(Records from a data source)
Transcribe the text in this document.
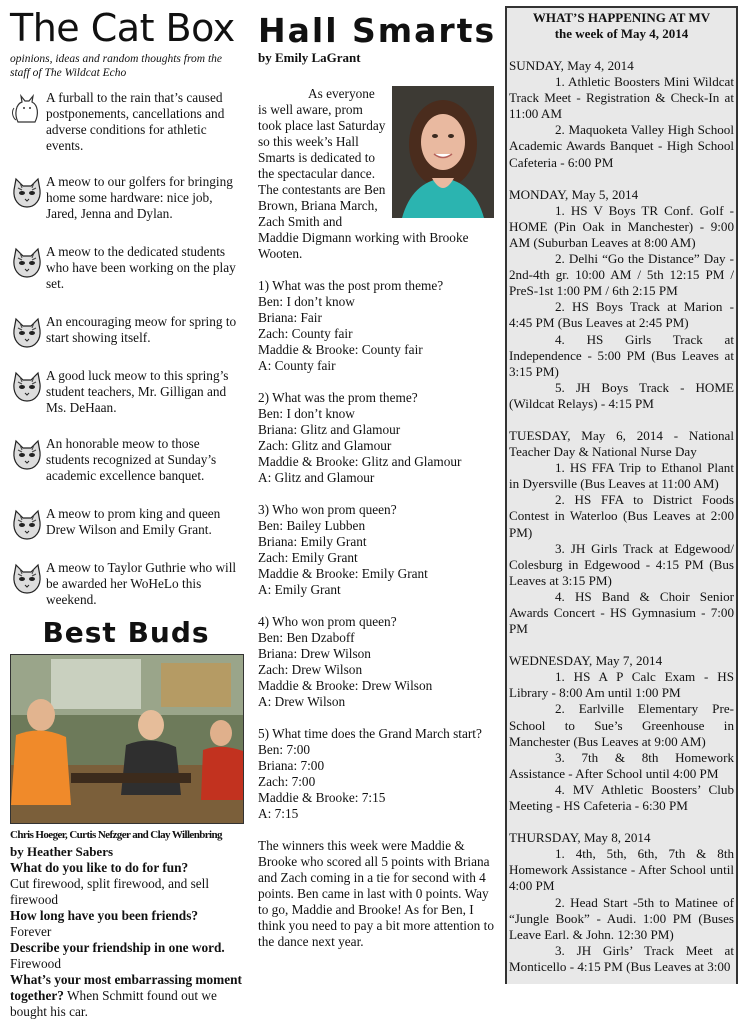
The Cat Box
opinions, ideas and random thoughts from the staff of The Wildcat Echo
A furball to the rain that’s caused postponements, cancellations and adverse conditions for athletic events.
A meow to our golfers for bringing home some hardware: nice job, Jared, Jenna and Dylan.
A meow to the dedicated students who have been working on the play set.
An encouraging meow for spring to start showing itself.
A good luck meow to this spring’s student teachers, Mr. Gilligan and Ms. DeHaan.
An honorable meow to those students recognized at Sunday’s academic excellence banquet.
A meow to prom king and queen Drew Wilson and Emily Grant.
A meow to Taylor Guthrie who will be awarded her WoHeLo this weekend.
Best Buds
Chris Hoeger, Curtis Nefzger and Clay Willenbring
by Heather Sabers
What do you like to do for fun?
Cut firewood, split firewood, and sell firewood
How long have you been friends?
Forever
Describe your friendship in one word.
Firewood
What’s your most embarrassing moment together? When Schmitt found out we bought his car.
Hall Smarts
by Emily LaGrant

As everyone is well aware, prom took place last Saturday so this week’s Hall Smarts is dedicated to the spectacular dance. The contestants are Ben Brown, Briana March, Zach Smith and Maddie Digmann working with Brooke Wooten.

1) What was the post prom theme?
Ben: I don’t know
Briana: Fair
Zach: County fair
Maddie & Brooke: County fair
A: County fair
2) What was the prom theme?
Ben: I don’t know
Briana: Glitz and Glamour
Zach: Glitz and Glamour
Maddie & Brooke: Glitz and Glamour
A: Glitz and Glamour
3) Who won prom queen?
Ben: Bailey Lubben
Briana: Emily Grant
Zach: Emily Grant
Maddie & Brooke: Emily Grant
A: Emily Grant
4) Who won prom queen?
Ben: Ben Dzaboff
Briana: Drew Wilson
Zach: Drew Wilson
Maddie & Brooke: Drew Wilson
A: Drew Wilson
5) What time does the Grand March start?
Ben: 7:00
Briana: 7:00
Zach: 7:00
Maddie & Brooke: 7:15
A: 7:15

The winners this week were Maddie & Brooke who scored all 5 points with Briana and Zach coming in a tie for second with 4 points. Ben came in last with 0 points. Way to go, Maddie and Brooke! As for Ben, I think you need to pay a bit more attention to the dance next year.

WHAT’S HAPPENING AT MV
the week of May 4, 2014
SUNDAY, May 4, 2014
1. Athletic Boosters Mini Wildcat Track Meet - Registration & Check-In at 11:00 AM
2. Maquoketa Valley High School Academic Awards Banquet - High School Cafeteria - 6:00 PM
MONDAY, May 5, 2014
1. HS V Boys TR Conf. Golf - HOME (Pin Oak in Manchester) - 9:00 AM (Suburban Leaves at 8:00 AM)
2. Delhi “Go the Distance” Day - 2nd-4th gr. 10:00 AM / 5th 12:15 PM / PreS-1st 1:00 PM / 6th 2:15 PM
2. HS Boys Track at Marion - 4:45 PM (Bus Leaves at 2:45 PM)
4. HS Girls Track at Independence - 5:00 PM (Bus Leaves at 3:15 PM)
5. JH Boys Track - HOME (Wildcat Relays) - 4:15 PM
TUESDAY, May 6, 2014 - National Teacher Day & National Nurse Day
1. HS FFA Trip to Ethanol Plant in Dyersville (Bus Leaves at 11:00 AM)
2. HS FFA to District Foods Contest in Waterloo (Bus Leaves at 2:00 PM)
3. JH Girls Track at Edgewood/ Colesburg in Edgewood - 4:15 PM (Bus Leaves at 3:15 PM)
4. HS Band & Choir Senior Awards Concert - HS Gymnasium - 7:00 PM
WEDNESDAY, May 7, 2014
1. HS A P Calc Exam - HS Library - 8:00 Am until 1:00 PM
2. Earlville Elementary Pre-School to Sue’s Greenhouse in Manchester (Bus Leaves at 9:00 AM)
3. 7th & 8th Homework Assistance - After School until 4:00 PM
4. MV Athletic Boosters’ Club Meeting - HS Cafeteria - 6:30 PM
THURSDAY, May 8, 2014
1. 4th, 5th, 6th, 7th & 8th Homework Assistance - After School until 4:00 PM
2. Head Start -5th to Matinee of “Jungle Book” - Audi. 1:00 PM (Buses Leave Earl. & John. 12:30 PM)
3. JH Girls’ Track Meet at Monticello - 4:15 PM (Bus Leaves at 3:00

> [THE TASK] Transcribe every entry word for word, but skip the pictures.

> [ANSWER IN FULL]
Transcribe the text in this document.
The Cat Box
opinions, ideas and random thoughts from the staff of The Wildcat Echo
A furball to the rain that’s caused postponements, cancellations and adverse conditions for athletic events.
A meow to our golfers for bringing home some hardware: nice job, Jared, Jenna and Dylan.
A meow to the dedicated students who have been working on the play set.
An encouraging meow for spring to start showing itself.
A good luck meow to this spring’s student teachers, Mr. Gilligan and Ms. DeHaan.
An honorable meow to those students recognized at Sunday’s academic excellence banquet.
A meow to prom king and queen Drew Wilson and Emily Grant.
A meow to Taylor Guthrie who will be awarded her WoHeLo this weekend.
Best Buds
Chris Hoeger, Curtis Nefzger and Clay Willenbring
by Heather Sabers
What do you like to do for fun?
Cut firewood, split firewood, and sell firewood
How long have you been friends?
Forever
Describe your friendship in one word.
Firewood
What’s your most embarrassing moment together? When Schmitt found out we bought his car.
Hall Smarts
by Emily LaGrant

As everyone is well aware, prom took place last Saturday so this week’s Hall Smarts is dedicated to the spectacular dance. The contestants are Ben Brown, Briana March, Zach Smith and Maddie Digmann working with Brooke Wooten.

1) What was the post prom theme?
Ben: I don’t know
Briana: Fair
Zach: County fair
Maddie & Brooke: County fair
A: County fair
2) What was the prom theme?
Ben: I don’t know
Briana: Glitz and Glamour
Zach: Glitz and Glamour
Maddie & Brooke: Glitz and Glamour
A: Glitz and Glamour
3) Who won prom queen?
Ben: Bailey Lubben
Briana: Emily Grant
Zach: Emily Grant
Maddie & Brooke: Emily Grant
A: Emily Grant
4) Who won prom queen?
Ben: Ben Dzaboff
Briana: Drew Wilson
Zach: Drew Wilson
Maddie & Brooke: Drew Wilson
A: Drew Wilson
5) What time does the Grand March start?
Ben: 7:00
Briana: 7:00
Zach: 7:00
Maddie & Brooke: 7:15
A: 7:15

The winners this week were Maddie & Brooke who scored all 5 points with Briana and Zach coming in a tie for second with 4 points. Ben came in last with 0 points. Way to go, Maddie and Brooke! As for Ben, I think you need to pay a bit more attention to the dance next year.

WHAT’S HAPPENING AT MV
the week of May 4, 2014
SUNDAY, May 4, 2014
1. Athletic Boosters Mini Wildcat Track Meet - Registration & Check-In at 11:00 AM
2. Maquoketa Valley High School Academic Awards Banquet - High School Cafeteria - 6:00 PM
MONDAY, May 5, 2014
1. HS V Boys TR Conf. Golf - HOME (Pin Oak in Manchester) - 9:00 AM (Suburban Leaves at 8:00 AM)
2. Delhi “Go the Distance” Day - 2nd-4th gr. 10:00 AM / 5th 12:15 PM / PreS-1st 1:00 PM / 6th 2:15 PM
2. HS Boys Track at Marion - 4:45 PM (Bus Leaves at 2:45 PM)
4. HS Girls Track at Independence - 5:00 PM (Bus Leaves at 3:15 PM)
5. JH Boys Track - HOME (Wildcat Relays) - 4:15 PM
TUESDAY, May 6, 2014 - National Teacher Day & National Nurse Day
1. HS FFA Trip to Ethanol Plant in Dyersville (Bus Leaves at 11:00 AM)
2. HS FFA to District Foods Contest in Waterloo (Bus Leaves at 2:00 PM)
3. JH Girls Track at Edgewood/ Colesburg in Edgewood - 4:15 PM (Bus Leaves at 3:15 PM)
4. HS Band & Choir Senior Awards Concert - HS Gymnasium - 7:00 PM
WEDNESDAY, May 7, 2014
1. HS A P Calc Exam - HS Library - 8:00 Am until 1:00 PM
2. Earlville Elementary Pre-School to Sue’s Greenhouse in Manchester (Bus Leaves at 9:00 AM)
3. 7th & 8th Homework Assistance - After School until 4:00 PM
4. MV Athletic Boosters’ Club Meeting - HS Cafeteria - 6:30 PM
THURSDAY, May 8, 2014
1. 4th, 5th, 6th, 7th & 8th Homework Assistance - After School until 4:00 PM
2. Head Start -5th to Matinee of “Jungle Book” - Audi. 1:00 PM (Buses Leave Earl. & John. 12:30 PM)
3. JH Girls’ Track Meet at Monticello - 4:15 PM (Bus Leaves at 3:00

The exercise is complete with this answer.